PROVIDED MATERIAL ->
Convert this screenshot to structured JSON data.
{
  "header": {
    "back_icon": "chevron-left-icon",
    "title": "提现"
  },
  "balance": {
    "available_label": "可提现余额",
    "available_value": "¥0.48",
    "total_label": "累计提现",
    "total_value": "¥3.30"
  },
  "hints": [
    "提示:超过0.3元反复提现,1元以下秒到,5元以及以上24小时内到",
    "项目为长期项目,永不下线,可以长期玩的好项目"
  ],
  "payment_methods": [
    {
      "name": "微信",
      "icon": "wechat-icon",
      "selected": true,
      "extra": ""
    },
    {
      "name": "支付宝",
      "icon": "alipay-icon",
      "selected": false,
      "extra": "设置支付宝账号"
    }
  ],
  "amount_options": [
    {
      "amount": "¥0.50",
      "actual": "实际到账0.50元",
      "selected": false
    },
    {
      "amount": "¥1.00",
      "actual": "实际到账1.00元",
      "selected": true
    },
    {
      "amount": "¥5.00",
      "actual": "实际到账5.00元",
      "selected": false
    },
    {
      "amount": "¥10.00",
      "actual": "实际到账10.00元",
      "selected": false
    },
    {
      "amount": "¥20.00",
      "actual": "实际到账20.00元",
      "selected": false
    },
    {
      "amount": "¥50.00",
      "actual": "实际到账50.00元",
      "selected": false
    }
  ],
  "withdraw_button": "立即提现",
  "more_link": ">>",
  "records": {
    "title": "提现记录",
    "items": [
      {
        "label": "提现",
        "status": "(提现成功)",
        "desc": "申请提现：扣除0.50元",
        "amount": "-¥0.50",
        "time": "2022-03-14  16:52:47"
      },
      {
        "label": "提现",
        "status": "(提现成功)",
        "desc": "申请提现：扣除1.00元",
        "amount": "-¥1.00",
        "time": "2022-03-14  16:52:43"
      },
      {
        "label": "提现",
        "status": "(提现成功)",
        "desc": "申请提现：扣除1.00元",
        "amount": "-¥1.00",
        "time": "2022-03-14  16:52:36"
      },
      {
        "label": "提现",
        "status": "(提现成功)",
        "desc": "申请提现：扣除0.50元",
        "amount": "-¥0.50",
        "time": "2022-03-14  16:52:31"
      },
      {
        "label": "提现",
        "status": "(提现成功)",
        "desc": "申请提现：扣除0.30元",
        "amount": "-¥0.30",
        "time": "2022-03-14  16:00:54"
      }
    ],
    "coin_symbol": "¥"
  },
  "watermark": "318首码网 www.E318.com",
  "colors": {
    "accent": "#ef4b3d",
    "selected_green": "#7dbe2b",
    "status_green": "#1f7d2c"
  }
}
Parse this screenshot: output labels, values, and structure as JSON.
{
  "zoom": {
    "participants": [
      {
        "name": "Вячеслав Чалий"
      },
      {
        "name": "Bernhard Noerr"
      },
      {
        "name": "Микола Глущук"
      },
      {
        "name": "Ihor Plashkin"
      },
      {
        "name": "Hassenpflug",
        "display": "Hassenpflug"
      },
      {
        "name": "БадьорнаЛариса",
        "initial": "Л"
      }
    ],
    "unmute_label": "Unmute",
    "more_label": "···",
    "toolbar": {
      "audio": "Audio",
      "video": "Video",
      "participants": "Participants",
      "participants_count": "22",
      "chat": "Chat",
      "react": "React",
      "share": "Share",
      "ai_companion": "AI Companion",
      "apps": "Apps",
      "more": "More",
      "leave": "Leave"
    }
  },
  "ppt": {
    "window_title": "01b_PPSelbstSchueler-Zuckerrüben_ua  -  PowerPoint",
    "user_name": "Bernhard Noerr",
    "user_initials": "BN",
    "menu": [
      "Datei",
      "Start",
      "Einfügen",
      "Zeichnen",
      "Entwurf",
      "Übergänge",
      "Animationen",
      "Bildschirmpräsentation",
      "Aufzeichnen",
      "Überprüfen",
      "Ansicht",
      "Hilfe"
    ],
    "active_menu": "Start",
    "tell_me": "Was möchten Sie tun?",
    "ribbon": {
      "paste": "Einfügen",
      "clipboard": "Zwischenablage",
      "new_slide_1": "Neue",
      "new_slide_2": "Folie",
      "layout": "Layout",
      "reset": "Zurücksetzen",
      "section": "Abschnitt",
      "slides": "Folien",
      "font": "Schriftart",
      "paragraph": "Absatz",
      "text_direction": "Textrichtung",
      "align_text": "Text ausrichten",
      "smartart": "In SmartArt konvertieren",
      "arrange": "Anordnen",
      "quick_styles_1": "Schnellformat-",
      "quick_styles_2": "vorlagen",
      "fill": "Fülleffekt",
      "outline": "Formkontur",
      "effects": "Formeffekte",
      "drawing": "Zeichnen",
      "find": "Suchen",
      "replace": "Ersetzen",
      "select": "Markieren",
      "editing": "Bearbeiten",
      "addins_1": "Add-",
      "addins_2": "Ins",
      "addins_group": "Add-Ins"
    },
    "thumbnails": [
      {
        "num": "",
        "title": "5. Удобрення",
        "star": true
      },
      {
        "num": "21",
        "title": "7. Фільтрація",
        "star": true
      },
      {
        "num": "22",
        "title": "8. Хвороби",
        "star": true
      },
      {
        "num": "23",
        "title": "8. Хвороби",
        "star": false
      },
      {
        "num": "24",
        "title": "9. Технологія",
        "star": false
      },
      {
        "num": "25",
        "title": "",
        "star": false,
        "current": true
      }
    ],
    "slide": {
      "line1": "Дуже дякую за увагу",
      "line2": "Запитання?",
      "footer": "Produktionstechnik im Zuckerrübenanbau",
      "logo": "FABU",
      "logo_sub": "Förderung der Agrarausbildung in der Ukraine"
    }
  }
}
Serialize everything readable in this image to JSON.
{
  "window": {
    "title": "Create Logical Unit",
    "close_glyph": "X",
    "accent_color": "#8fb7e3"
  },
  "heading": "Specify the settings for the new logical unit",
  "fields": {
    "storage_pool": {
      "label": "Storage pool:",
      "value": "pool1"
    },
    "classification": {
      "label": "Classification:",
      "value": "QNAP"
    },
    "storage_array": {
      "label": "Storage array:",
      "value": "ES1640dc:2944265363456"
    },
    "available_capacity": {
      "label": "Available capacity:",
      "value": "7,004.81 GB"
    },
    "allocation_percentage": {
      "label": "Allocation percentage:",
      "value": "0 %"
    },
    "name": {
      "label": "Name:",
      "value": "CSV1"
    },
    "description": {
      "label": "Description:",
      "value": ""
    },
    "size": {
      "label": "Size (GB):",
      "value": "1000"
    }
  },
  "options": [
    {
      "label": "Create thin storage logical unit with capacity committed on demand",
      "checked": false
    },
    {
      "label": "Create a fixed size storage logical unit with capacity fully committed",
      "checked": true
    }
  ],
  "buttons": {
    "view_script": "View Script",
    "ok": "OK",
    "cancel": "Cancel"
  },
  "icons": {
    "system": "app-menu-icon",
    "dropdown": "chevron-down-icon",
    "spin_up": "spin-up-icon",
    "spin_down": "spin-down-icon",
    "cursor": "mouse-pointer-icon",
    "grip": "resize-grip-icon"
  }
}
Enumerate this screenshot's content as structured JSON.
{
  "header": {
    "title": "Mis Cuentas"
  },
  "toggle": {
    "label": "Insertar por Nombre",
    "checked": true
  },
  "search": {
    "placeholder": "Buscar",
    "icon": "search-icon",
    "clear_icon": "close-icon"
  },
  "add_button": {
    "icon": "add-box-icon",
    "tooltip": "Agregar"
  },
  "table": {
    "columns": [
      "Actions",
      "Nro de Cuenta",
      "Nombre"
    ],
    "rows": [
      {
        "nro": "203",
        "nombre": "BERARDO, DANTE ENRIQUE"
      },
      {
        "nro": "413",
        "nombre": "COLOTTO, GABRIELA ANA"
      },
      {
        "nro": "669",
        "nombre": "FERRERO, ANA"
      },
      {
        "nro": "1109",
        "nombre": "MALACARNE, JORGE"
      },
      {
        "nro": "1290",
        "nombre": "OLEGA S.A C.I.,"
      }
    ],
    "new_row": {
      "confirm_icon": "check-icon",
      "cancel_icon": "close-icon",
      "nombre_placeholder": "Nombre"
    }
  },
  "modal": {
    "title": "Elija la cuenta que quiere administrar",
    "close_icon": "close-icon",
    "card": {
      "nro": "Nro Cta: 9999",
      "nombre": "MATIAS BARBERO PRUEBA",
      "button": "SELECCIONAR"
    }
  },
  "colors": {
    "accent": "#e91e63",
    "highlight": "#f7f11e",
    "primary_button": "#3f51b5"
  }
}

TASK DETAILS ->
Count the lines of the data that contain the string "chevron", and reply with that number alone.

TASK SOLUTION ->
2